## Goal
Take the listing and print it in full, exactly as given.

## Given data
------

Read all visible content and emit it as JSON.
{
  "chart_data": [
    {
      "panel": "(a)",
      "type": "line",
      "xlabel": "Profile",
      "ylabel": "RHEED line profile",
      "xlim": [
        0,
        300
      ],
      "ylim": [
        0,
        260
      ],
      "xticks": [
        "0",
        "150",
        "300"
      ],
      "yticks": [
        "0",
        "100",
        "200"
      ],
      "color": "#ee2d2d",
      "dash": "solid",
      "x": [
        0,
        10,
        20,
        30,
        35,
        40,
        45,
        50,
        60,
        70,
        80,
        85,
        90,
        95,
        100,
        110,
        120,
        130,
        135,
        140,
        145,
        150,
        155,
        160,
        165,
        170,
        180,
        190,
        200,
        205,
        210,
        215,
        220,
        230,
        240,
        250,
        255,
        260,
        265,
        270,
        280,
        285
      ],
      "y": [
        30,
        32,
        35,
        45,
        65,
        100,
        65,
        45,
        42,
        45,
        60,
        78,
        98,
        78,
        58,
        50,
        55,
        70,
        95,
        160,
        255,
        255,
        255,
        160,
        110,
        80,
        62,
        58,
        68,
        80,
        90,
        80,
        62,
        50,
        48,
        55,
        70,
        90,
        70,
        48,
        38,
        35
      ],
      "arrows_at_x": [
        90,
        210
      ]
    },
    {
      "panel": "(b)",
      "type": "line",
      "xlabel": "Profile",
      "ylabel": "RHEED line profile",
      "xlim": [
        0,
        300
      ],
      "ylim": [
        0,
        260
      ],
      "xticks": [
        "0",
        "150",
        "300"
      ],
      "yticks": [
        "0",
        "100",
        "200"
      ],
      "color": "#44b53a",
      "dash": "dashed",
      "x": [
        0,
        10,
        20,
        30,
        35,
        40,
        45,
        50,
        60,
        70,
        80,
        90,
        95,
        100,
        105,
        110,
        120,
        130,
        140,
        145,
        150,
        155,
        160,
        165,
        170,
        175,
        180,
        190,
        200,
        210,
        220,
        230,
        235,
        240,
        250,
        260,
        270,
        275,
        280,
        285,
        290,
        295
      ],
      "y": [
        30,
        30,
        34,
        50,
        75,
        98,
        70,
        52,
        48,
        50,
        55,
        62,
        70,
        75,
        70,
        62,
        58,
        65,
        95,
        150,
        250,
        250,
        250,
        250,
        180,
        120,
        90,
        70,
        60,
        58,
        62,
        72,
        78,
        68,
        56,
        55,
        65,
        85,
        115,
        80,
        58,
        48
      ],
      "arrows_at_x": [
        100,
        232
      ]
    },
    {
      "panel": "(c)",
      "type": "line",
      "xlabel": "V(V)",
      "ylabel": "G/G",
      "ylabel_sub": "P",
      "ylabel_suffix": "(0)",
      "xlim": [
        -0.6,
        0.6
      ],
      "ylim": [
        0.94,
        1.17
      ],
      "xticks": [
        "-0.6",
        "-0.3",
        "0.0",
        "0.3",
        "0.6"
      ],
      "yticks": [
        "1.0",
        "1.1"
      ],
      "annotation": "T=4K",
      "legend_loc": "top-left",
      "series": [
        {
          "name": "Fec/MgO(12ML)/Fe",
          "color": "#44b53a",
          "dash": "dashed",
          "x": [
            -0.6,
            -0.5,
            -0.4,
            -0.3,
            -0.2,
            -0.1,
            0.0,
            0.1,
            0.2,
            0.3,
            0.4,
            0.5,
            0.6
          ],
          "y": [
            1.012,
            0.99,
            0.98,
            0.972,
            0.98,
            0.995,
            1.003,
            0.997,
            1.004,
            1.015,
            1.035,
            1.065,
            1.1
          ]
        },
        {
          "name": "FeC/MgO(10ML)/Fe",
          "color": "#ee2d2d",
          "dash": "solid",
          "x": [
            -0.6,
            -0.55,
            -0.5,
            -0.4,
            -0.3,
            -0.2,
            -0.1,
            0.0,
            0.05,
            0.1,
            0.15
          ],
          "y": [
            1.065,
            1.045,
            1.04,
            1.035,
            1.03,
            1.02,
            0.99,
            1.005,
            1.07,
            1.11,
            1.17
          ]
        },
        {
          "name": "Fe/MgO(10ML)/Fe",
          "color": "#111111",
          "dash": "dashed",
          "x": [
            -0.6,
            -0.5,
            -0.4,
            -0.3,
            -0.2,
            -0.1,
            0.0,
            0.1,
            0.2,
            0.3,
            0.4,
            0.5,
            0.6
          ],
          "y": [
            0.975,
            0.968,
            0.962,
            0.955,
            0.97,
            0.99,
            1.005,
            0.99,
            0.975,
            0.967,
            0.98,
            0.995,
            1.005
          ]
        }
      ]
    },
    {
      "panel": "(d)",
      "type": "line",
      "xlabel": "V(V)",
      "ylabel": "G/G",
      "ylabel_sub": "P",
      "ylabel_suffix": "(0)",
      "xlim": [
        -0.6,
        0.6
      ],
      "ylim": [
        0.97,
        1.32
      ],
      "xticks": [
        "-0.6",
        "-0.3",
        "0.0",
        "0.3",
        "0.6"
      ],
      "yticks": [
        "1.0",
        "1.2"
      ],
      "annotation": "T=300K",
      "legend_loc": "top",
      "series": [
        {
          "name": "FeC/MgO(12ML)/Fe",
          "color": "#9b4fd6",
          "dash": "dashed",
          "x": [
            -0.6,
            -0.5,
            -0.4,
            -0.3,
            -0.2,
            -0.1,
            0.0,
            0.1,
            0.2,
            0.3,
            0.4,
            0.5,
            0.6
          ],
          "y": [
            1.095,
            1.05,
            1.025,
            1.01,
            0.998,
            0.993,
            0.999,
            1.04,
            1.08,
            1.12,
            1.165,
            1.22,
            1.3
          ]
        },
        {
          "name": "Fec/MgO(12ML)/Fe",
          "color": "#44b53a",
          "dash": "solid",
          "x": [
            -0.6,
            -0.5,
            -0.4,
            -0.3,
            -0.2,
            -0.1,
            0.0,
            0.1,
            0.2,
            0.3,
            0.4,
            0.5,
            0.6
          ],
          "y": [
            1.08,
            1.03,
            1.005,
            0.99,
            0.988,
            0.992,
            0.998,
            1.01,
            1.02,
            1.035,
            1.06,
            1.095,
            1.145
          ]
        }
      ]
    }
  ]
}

------

## Exercise answer
Read all visible content and emit it as JSON.
{
  "chart_data": [
    {
      "panel": "(a)",
      "type": "line",
      "xlabel": "Profile",
      "ylabel": "RHEED line profile",
      "xlim": [
        0,
        300
      ],
      "ylim": [
        0,
        260
      ],
      "xticks": [
        "0",
        "150",
        "300"
      ],
      "yticks": [
        "0",
        "100",
        "200"
      ],
      "color": "#ee2d2d",
      "dash": "solid",
      "x": [
        0,
        10,
        20,
        30,
        35,
        40,
        45,
        50,
        60,
        70,
        80,
        85,
        90,
        95,
        100,
        110,
        120,
        130,
        135,
        140,
        145,
        150,
        155,
        160,
        165,
        170,
        180,
        190,
        200,
        205,
        210,
        215,
        220,
        230,
        240,
        250,
        255,
        260,
        265,
        270,
        280,
        285
      ],
      "y": [
        30,
        32,
        35,
        45,
        65,
        100,
        65,
        45,
        42,
        45,
        60,
        78,
        98,
        78,
        58,
        50,
        55,
        70,
        95,
        160,
        255,
        255,
        255,
        160,
        110,
        80,
        62,
        58,
        68,
        80,
        90,
        80,
        62,
        50,
        48,
        55,
        70,
        90,
        70,
        48,
        38,
        35
      ],
      "arrows_at_x": [
        90,
        210
      ]
    },
    {
      "panel": "(b)",
      "type": "line",
      "xlabel": "Profile",
      "ylabel": "RHEED line profile",
      "xlim": [
        0,
        300
      ],
      "ylim": [
        0,
        260
      ],
      "xticks": [
        "0",
        "150",
        "300"
      ],
      "yticks": [
        "0",
        "100",
        "200"
      ],
      "color": "#44b53a",
      "dash": "dashed",
      "x": [
        0,
        10,
        20,
        30,
        35,
        40,
        45,
        50,
        60,
        70,
        80,
        90,
        95,
        100,
        105,
        110,
        120,
        130,
        140,
        145,
        150,
        155,
        160,
        165,
        170,
        175,
        180,
        190,
        200,
        210,
        220,
        230,
        235,
        240,
        250,
        260,
        270,
        275,
        280,
        285,
        290,
        295
      ],
      "y": [
        30,
        30,
        34,
        50,
        75,
        98,
        70,
        52,
        48,
        50,
        55,
        62,
        70,
        75,
        70,
        62,
        58,
        65,
        95,
        150,
        250,
        250,
        250,
        250,
        180,
        120,
        90,
        70,
        60,
        58,
        62,
        72,
        78,
        68,
        56,
        55,
        65,
        85,
        115,
        80,
        58,
        48
      ],
      "arrows_at_x": [
        100,
        232
      ]
    },
    {
      "panel": "(c)",
      "type": "line",
      "xlabel": "V(V)",
      "ylabel": "G/G",
      "ylabel_sub": "P",
      "ylabel_suffix": "(0)",
      "xlim": [
        -0.6,
        0.6
      ],
      "ylim": [
        0.94,
        1.17
      ],
      "xticks": [
        "-0.6",
        "-0.3",
        "0.0",
        "0.3",
        "0.6"
      ],
      "yticks": [
        "1.0",
        "1.1"
      ],
      "annotation": "T=4K",
      "legend_loc": "top-left",
      "series": [
        {
          "name": "Fec/MgO(12ML)/Fe",
          "color": "#44b53a",
          "dash": "dashed",
          "x": [
            -0.6,
            -0.5,
            -0.4,
            -0.3,
            -0.2,
            -0.1,
            0.0,
            0.1,
            0.2,
            0.3,
            0.4,
            0.5,
            0.6
          ],
          "y": [
            1.012,
            0.99,
            0.98,
            0.972,
            0.98,
            0.995,
            1.003,
            0.997,
            1.004,
            1.015,
            1.035,
            1.065,
            1.1
          ]
        },
        {
          "name": "FeC/MgO(10ML)/Fe",
          "color": "#ee2d2d",
          "dash": "solid",
          "x": [
            -0.6,
            -0.55,
            -0.5,
            -0.4,
            -0.3,
            -0.2,
            -0.1,
            0.0,
            0.05,
            0.1,
            0.15
          ],
          "y": [
            1.065,
            1.045,
            1.04,
            1.035,
            1.03,
            1.02,
            0.99,
            1.005,
            1.07,
            1.11,
            1.17
          ]
        },
        {
          "name": "Fe/MgO(10ML)/Fe",
          "color": "#111111",
          "dash": "dashed",
          "x": [
            -0.6,
            -0.5,
            -0.4,
            -0.3,
            -0.2,
            -0.1,
            0.0,
            0.1,
            0.2,
            0.3,
            0.4,
            0.5,
            0.6
          ],
          "y": [
            0.975,
            0.968,
            0.962,
            0.955,
            0.97,
            0.99,
            1.005,
            0.99,
            0.975,
            0.967,
            0.98,
            0.995,
            1.005
          ]
        }
      ]
    },
    {
      "panel": "(d)",
      "type": "line",
      "xlabel": "V(V)",
      "ylabel": "G/G",
      "ylabel_sub": "P",
      "ylabel_suffix": "(0)",
      "xlim": [
        -0.6,
        0.6
      ],
      "ylim": [
        0.97,
        1.32
      ],
      "xticks": [
        "-0.6",
        "-0.3",
        "0.0",
        "0.3",
        "0.6"
      ],
      "yticks": [
        "1.0",
        "1.2"
      ],
      "annotation": "T=300K",
      "legend_loc": "top",
      "series": [
        {
          "name": "FeC/MgO(12ML)/Fe",
          "color": "#9b4fd6",
          "dash": "dashed",
          "x": [
            -0.6,
            -0.5,
            -0.4,
            -0.3,
            -0.2,
            -0.1,
            0.0,
            0.1,
            0.2,
            0.3,
            0.4,
            0.5,
            0.6
          ],
          "y": [
            1.095,
            1.05,
            1.025,
            1.01,
            0.998,
            0.993,
            0.999,
            1.04,
            1.08,
            1.12,
            1.165,
            1.22,
            1.3
          ]
        },
        {
          "name": "Fec/MgO(12ML)/Fe",
          "color": "#44b53a",
          "dash": "solid",
          "x": [
            -0.6,
            -0.5,
            -0.4,
            -0.3,
            -0.2,
            -0.1,
            0.0,
            0.1,
            0.2,
            0.3,
            0.4,
            0.5,
            0.6
          ],
          "y": [
            1.08,
            1.03,
            1.005,
            0.99,
            0.988,
            0.992,
            0.998,
            1.01,
            1.02,
            1.035,
            1.06,
            1.095,
            1.145
          ]
        }
      ]
    }
  ]
}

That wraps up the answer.